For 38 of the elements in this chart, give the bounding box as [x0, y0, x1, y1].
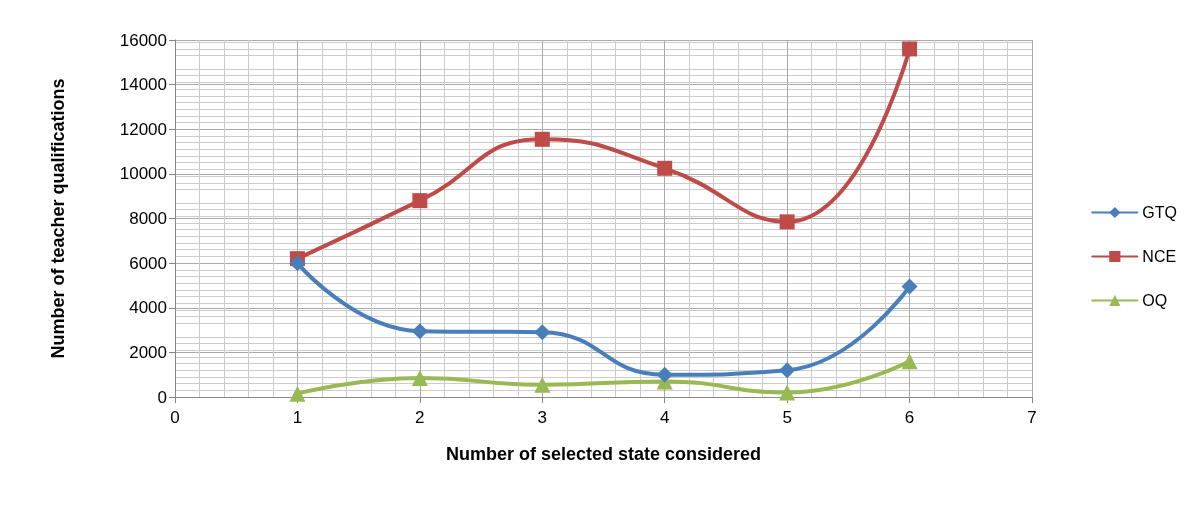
y-tick-label: 6000	[129, 253, 167, 273]
legend-label: GTQ	[1142, 204, 1178, 221]
y-tick-label: 2000	[129, 342, 167, 362]
x-tick-label: 7	[1027, 408, 1037, 427]
point	[901, 353, 918, 370]
x-tick-label: 3	[537, 408, 548, 427]
x-tick-label: 6	[904, 408, 915, 427]
x-tick-label: 1	[292, 408, 303, 427]
y-tick-label: 12000	[119, 119, 167, 139]
point	[901, 278, 918, 295]
point	[657, 160, 673, 176]
point	[779, 384, 796, 401]
point	[779, 362, 796, 379]
y-tick-label: 0	[157, 387, 167, 407]
point	[902, 41, 918, 57]
x-axis-title: Number of selected state considered	[445, 444, 762, 464]
y-tick-label: 16000	[119, 30, 167, 50]
point	[534, 376, 551, 393]
y-tick-label: 4000	[129, 298, 167, 318]
y-axis-title: Number of teacher qualifications	[48, 78, 68, 359]
legend-label: OQ	[1142, 292, 1168, 309]
x-tick-label: 4	[659, 408, 670, 427]
x-tick-label: 5	[782, 408, 792, 427]
point	[534, 324, 551, 341]
point	[289, 385, 306, 402]
point	[289, 255, 306, 272]
x-tick-label: 0	[170, 408, 180, 427]
x-tick-label: 2	[415, 408, 425, 427]
y-tick-label: 14000	[119, 75, 167, 95]
point	[534, 131, 550, 147]
y-tick-label: 10000	[119, 164, 167, 184]
legend-label: NCE	[1142, 248, 1177, 265]
point	[411, 370, 428, 387]
point	[656, 366, 673, 383]
point	[411, 323, 428, 340]
point	[779, 214, 795, 230]
point	[412, 193, 428, 209]
y-tick-label: 8000	[129, 209, 167, 228]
________________________
**SHORT TASK**
Convert the lines above into a JSON array of strings, one string per line, skipping blank lines. Leave the picture out.

**EXERCISE SOLUTION**
[
  "For 38 of the elements in this chart, give the bounding box as [x0, y0, x1, y1].",
  "y-tick-label: 6000\t[129, 253, 167, 273]",
  "legend-label: GTQ\t[1142, 204, 1178, 221]",
  "y-tick-label: 2000\t[129, 342, 167, 362]",
  "x-tick-label: 7\t[1027, 408, 1037, 427]",
  "point\t[901, 353, 918, 370]",
  "x-tick-label: 3\t[537, 408, 548, 427]",
  "x-tick-label: 6\t[904, 408, 915, 427]",
  "x-tick-label: 1\t[292, 408, 303, 427]",
  "y-tick-label: 12000\t[119, 119, 167, 139]",
  "point\t[901, 278, 918, 295]",
  "point\t[657, 160, 673, 176]",
  "point\t[779, 384, 796, 401]",
  "point\t[779, 362, 796, 379]",
  "y-tick-label: 0\t[157, 387, 167, 407]",
  "point\t[902, 41, 918, 57]",
  "x-axis-title: Number of selected state considered\t[445, 444, 762, 464]",
  "y-tick-label: 16000\t[119, 30, 167, 50]",
  "point\t[534, 376, 551, 393]",
  "y-tick-label: 4000\t[129, 298, 167, 318]",
  "y-axis-title: Number of teacher qualifications\t[48, 78, 68, 359]",
  "legend-label: OQ\t[1142, 292, 1168, 309]",
  "x-tick-label: 4\t[659, 408, 670, 427]",
  "x-tick-label: 5\t[782, 408, 792, 427]",
  "point\t[534, 324, 551, 341]",
  "point\t[289, 385, 306, 402]",
  "point\t[289, 255, 306, 272]",
  "x-tick-label: 0\t[170, 408, 180, 427]",
  "x-tick-label: 2\t[415, 408, 425, 427]",
  "y-tick-label: 14000\t[119, 75, 167, 95]",
  "point\t[534, 131, 550, 147]",
  "y-tick-label: 10000\t[119, 164, 167, 184]",
  "legend-label: NCE\t[1142, 248, 1177, 265]",
  "point\t[411, 370, 428, 387]",
  "point\t[656, 366, 673, 383]",
  "point\t[411, 323, 428, 340]",
  "point\t[779, 214, 795, 230]",
  "point\t[412, 193, 428, 209]",
  "y-tick-label: 8000\t[129, 209, 167, 228]"
]